Goal — Only a number is wanted: how many lines in the records below contain "photos"?

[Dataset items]
* begin *

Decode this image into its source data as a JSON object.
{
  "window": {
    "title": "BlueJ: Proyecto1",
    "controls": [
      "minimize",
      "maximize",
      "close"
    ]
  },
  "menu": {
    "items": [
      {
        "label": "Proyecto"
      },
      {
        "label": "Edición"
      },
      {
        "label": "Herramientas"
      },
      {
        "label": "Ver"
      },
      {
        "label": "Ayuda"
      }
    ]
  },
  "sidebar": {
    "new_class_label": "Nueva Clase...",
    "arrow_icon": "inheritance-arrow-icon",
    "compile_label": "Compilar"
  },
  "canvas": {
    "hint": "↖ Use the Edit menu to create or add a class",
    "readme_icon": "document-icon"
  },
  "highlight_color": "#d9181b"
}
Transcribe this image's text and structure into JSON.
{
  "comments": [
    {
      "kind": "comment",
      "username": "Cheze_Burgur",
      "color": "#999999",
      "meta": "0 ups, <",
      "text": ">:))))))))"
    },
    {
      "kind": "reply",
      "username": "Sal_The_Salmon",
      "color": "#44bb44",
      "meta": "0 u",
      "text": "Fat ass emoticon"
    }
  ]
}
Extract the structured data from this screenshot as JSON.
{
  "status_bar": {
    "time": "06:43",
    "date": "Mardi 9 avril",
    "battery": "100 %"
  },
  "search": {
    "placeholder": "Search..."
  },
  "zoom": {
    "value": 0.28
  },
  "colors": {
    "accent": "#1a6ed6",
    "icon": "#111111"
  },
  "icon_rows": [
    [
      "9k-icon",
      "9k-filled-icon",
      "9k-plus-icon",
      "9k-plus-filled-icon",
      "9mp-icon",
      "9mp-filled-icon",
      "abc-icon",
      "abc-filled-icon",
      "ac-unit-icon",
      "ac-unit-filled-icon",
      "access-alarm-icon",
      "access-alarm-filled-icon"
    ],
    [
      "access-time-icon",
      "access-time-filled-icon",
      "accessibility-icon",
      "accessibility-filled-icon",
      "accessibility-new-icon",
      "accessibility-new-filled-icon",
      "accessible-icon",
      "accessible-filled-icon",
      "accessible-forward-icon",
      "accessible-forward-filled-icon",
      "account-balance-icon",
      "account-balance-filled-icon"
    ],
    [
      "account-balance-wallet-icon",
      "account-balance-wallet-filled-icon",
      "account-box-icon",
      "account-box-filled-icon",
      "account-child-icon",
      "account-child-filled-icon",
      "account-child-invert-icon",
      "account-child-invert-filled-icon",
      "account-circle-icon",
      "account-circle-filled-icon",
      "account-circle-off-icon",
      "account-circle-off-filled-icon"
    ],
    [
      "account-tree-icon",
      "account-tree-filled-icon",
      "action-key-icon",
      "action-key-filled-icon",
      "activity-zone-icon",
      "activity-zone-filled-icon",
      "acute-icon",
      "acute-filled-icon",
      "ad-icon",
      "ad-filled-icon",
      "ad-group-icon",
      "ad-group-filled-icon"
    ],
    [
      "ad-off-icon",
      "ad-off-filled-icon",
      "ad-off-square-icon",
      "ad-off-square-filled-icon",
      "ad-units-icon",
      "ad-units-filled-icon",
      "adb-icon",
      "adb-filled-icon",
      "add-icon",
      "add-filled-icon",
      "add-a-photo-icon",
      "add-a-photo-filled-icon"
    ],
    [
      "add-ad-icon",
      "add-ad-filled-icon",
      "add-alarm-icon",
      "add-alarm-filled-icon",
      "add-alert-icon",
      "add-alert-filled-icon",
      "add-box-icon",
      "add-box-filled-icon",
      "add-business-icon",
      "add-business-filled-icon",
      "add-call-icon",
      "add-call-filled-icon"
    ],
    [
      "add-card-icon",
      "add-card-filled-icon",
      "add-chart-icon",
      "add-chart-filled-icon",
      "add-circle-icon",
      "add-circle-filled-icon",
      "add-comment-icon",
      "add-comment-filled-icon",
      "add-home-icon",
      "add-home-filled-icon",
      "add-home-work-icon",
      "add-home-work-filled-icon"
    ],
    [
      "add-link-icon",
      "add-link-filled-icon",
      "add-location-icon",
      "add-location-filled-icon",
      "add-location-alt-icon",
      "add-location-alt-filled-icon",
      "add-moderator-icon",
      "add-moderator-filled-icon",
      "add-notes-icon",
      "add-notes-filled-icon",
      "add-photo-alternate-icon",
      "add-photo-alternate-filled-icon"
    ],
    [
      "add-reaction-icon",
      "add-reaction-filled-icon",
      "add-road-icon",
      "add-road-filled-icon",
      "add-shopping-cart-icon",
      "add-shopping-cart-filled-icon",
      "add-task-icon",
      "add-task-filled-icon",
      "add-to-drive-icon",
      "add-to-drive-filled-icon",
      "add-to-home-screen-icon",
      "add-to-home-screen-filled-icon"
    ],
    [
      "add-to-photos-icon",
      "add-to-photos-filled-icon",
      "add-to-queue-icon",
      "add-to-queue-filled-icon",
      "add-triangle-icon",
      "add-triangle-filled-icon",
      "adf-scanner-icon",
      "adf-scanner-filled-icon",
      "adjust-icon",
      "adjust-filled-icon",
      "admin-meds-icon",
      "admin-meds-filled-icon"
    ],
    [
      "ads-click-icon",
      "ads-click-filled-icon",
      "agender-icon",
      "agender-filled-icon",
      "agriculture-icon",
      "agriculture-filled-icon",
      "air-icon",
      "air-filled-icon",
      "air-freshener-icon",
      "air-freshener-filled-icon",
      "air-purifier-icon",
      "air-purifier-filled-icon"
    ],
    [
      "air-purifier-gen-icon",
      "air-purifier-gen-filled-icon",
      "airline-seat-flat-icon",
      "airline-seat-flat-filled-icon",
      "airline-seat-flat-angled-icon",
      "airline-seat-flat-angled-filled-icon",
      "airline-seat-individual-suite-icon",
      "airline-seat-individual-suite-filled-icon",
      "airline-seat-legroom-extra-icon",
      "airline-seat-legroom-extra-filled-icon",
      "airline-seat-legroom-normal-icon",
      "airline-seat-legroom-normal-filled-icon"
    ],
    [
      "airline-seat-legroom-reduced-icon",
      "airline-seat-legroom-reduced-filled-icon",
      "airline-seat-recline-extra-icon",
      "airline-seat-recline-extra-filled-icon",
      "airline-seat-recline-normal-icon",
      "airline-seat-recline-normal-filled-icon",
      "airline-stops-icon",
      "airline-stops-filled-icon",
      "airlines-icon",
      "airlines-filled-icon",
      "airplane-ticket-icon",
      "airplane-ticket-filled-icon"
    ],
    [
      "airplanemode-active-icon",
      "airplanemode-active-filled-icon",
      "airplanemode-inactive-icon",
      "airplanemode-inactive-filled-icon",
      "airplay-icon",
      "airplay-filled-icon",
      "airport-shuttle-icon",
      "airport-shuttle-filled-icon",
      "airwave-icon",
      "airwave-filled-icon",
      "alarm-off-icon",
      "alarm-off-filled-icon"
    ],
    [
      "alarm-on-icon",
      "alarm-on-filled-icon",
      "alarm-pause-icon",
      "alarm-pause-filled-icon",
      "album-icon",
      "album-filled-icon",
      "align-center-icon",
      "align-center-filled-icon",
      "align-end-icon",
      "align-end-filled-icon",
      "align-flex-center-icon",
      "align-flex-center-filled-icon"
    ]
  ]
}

* end *

Expected answer — 2